Rewrite the stretch of the pediatric surgery passage from "Your child will be taken" through "to your pharmacy.", putting "recovery room" wherever "post anesthesia care unit" appears.

[Selected excerpt — start]

The child is evaluated by a pediatric anesthesiologist and usually given an oral medication that is very pleasant tasting. These results in mild sedation and easily controls the anxiety the child experiences. Frequently, the child is amnestic (lack of awareness or memory of the procedure).
The procedure requires less than 10 minutes of surgical time with minimal-to-no bleeding.
Your child will be taken to the post anesthesia care unit. During recovery, you will be at the bedside. From the post anesthesia care unit, your child will be transported back to the pediatric preoperative area after full recovery from anesthesia. Once your child is fully awake and taking fluids, then you will be discharged from the unit. A follow-up will occur within 3-4 weeks. Postoperative medications including antibiotics and pain medicine will be called in to your pharmacy.
Complications include postoperative bleeding, usually at 7-10 days when the scab separates from the back of the throat. If this occurs, then call the surgeon on-call for the Dallas ENT Group. We are readily accessible to evaluate your child in the emergency room if the bleeding persists. In addition, some children have difficulty in tolerating liquids and soft foods and become volume depleted (dehydrated). A small percentage will require re-hospitalization with IV fluids for 24 hours along with pain control.

[Selected excerpt — finish]
[Supplied entries — start]

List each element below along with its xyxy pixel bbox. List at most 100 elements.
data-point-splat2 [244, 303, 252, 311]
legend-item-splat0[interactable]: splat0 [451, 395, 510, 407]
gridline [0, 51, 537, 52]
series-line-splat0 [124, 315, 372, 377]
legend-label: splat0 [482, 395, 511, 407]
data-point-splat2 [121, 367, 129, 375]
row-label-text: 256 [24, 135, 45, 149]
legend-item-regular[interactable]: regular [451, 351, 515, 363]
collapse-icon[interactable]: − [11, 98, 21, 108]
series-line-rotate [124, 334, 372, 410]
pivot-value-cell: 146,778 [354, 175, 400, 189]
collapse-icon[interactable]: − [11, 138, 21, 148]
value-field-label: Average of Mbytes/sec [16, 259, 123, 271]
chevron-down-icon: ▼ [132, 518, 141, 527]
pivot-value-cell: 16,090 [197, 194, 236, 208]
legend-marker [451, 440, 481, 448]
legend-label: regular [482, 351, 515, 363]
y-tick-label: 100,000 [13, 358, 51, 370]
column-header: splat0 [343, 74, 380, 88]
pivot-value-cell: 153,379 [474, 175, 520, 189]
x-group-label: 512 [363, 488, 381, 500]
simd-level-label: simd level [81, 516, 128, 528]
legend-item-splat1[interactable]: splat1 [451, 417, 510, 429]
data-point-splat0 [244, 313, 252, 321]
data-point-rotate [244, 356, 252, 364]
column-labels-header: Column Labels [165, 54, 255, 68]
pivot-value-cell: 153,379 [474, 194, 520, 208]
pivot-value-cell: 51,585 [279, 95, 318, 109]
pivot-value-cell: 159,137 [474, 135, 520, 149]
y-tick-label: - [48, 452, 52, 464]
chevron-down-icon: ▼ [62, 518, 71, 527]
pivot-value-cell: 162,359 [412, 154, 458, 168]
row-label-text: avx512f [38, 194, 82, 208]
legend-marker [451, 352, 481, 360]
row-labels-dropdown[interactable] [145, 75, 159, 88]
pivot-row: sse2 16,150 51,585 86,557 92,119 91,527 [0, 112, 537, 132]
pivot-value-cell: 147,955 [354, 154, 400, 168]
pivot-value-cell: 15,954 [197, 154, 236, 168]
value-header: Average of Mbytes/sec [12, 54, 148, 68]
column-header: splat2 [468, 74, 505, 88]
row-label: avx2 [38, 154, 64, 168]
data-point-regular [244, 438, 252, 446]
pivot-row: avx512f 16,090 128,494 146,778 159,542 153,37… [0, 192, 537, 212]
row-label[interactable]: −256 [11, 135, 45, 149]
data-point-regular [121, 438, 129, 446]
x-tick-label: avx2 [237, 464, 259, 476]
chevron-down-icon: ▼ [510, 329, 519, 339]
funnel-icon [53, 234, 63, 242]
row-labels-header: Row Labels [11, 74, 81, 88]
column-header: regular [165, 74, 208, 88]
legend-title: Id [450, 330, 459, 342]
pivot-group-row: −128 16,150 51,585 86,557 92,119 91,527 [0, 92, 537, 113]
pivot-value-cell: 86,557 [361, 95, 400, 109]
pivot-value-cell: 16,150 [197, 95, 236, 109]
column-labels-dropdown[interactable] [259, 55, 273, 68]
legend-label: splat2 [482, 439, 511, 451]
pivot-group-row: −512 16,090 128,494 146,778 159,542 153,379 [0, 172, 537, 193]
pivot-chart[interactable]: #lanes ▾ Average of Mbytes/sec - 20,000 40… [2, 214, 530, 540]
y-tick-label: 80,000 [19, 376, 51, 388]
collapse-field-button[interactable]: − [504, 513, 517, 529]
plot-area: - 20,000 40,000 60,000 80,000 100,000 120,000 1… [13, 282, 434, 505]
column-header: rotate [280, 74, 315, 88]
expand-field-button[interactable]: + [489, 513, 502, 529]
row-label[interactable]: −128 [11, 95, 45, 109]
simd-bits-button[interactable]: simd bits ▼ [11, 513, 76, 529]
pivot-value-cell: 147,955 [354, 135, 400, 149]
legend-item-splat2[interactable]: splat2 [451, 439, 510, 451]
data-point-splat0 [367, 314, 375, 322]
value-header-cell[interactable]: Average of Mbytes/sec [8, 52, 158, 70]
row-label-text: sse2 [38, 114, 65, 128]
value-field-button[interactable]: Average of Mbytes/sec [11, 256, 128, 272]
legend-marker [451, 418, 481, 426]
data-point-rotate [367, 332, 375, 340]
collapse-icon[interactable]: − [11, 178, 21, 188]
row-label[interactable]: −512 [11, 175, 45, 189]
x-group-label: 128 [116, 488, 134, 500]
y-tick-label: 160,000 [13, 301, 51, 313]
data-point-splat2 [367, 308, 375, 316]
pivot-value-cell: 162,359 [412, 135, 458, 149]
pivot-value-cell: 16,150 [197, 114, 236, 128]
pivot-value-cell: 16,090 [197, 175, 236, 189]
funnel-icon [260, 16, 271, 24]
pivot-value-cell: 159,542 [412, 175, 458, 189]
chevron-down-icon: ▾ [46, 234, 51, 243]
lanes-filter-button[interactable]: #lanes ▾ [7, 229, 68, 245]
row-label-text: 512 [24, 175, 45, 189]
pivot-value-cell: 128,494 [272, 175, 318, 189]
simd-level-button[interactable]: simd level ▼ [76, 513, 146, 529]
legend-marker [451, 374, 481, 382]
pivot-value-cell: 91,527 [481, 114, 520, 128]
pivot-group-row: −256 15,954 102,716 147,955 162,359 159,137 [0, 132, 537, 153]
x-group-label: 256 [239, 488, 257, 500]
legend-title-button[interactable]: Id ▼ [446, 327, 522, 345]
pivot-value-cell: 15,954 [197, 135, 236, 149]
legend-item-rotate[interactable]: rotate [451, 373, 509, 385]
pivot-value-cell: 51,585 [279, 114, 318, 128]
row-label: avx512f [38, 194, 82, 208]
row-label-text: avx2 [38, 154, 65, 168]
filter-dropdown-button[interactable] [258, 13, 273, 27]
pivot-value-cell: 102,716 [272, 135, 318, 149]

[Supplied entries — finish]

Response area:
Your child will be taken to the recovery room. During recovery, you will be at the bedside. From the recovery room, your child will be transported back to the pediatric preoperative area after full recovery from anesthesia. Once your child is fully awake and taking fluids, then you will be discharged from the unit. A follow-up will occur within 3-4 weeks. Postoperative medications including antibiotics and pain medicine will be called in to your pharmacy.